** WHAT TO WORK ON **
All of the data is to be restated word for word.

(Document page entries with text)
>>>>
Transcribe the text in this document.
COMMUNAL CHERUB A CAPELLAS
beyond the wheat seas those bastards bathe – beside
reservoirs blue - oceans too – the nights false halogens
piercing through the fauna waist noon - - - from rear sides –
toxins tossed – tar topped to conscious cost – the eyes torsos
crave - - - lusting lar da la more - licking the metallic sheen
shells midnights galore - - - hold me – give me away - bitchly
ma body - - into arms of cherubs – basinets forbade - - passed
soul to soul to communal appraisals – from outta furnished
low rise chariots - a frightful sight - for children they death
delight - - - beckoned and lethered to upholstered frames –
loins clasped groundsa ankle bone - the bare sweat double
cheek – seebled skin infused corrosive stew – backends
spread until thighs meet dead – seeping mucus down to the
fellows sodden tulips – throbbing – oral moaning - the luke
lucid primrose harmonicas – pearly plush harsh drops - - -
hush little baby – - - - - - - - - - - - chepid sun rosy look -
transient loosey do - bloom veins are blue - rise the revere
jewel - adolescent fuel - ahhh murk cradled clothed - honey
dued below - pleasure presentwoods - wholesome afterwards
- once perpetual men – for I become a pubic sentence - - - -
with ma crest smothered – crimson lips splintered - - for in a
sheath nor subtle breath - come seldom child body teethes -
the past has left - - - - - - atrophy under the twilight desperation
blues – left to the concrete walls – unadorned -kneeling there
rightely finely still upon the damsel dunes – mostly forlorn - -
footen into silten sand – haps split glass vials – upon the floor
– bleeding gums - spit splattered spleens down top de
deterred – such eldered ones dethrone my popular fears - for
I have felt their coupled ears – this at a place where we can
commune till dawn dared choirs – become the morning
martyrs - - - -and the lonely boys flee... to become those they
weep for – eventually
<<<<
** WRITTEN SOLUTION **
Transcribe the text in this document.
COMMUNAL CHERUB A CAPELLAS
beyond the wheat seas those bastards bathe – beside
reservoirs blue - oceans too – the nights false halogens
piercing through the fauna waist noon - - - from rear sides –
toxins tossed – tar topped to conscious cost – the eyes torsos
crave - - - lusting lar da la more - licking the metallic sheen
shells midnights galore - - - hold me – give me away - bitchly
ma body - - into arms of cherubs – basinets forbade - - passed
soul to soul to communal appraisals – from outta furnished
low rise chariots - a frightful sight - for children they death
delight - - - beckoned and lethered to upholstered frames –
loins clasped groundsa ankle bone - the bare sweat double
cheek – seebled skin infused corrosive stew – backends
spread until thighs meet dead – seeping mucus down to the
fellows sodden tulips – throbbing – oral moaning - the luke
lucid primrose harmonicas – pearly plush harsh drops - - -
hush little baby – - - - - - - - - - - - chepid sun rosy look -
transient loosey do - bloom veins are blue - rise the revere
jewel - adolescent fuel - ahhh murk cradled clothed - honey
dued below - pleasure presentwoods - wholesome afterwards
- once perpetual men – for I become a pubic sentence - - - -
with ma crest smothered – crimson lips splintered - - for in a
sheath nor subtle breath - come seldom child body teethes -
the past has left - - - - - - atrophy under the twilight desperation
blues – left to the concrete walls – unadorned -kneeling there
rightely finely still upon the damsel dunes – mostly forlorn - -
footen into silten sand – haps split glass vials – upon the floor
– bleeding gums - spit splattered spleens down top de
deterred – such eldered ones dethrone my popular fears - for
I have felt their coupled ears – this at a place where we can
commune till dawn dared choirs – become the morning
martyrs - - - -and the lonely boys flee... to become those they
weep for – eventually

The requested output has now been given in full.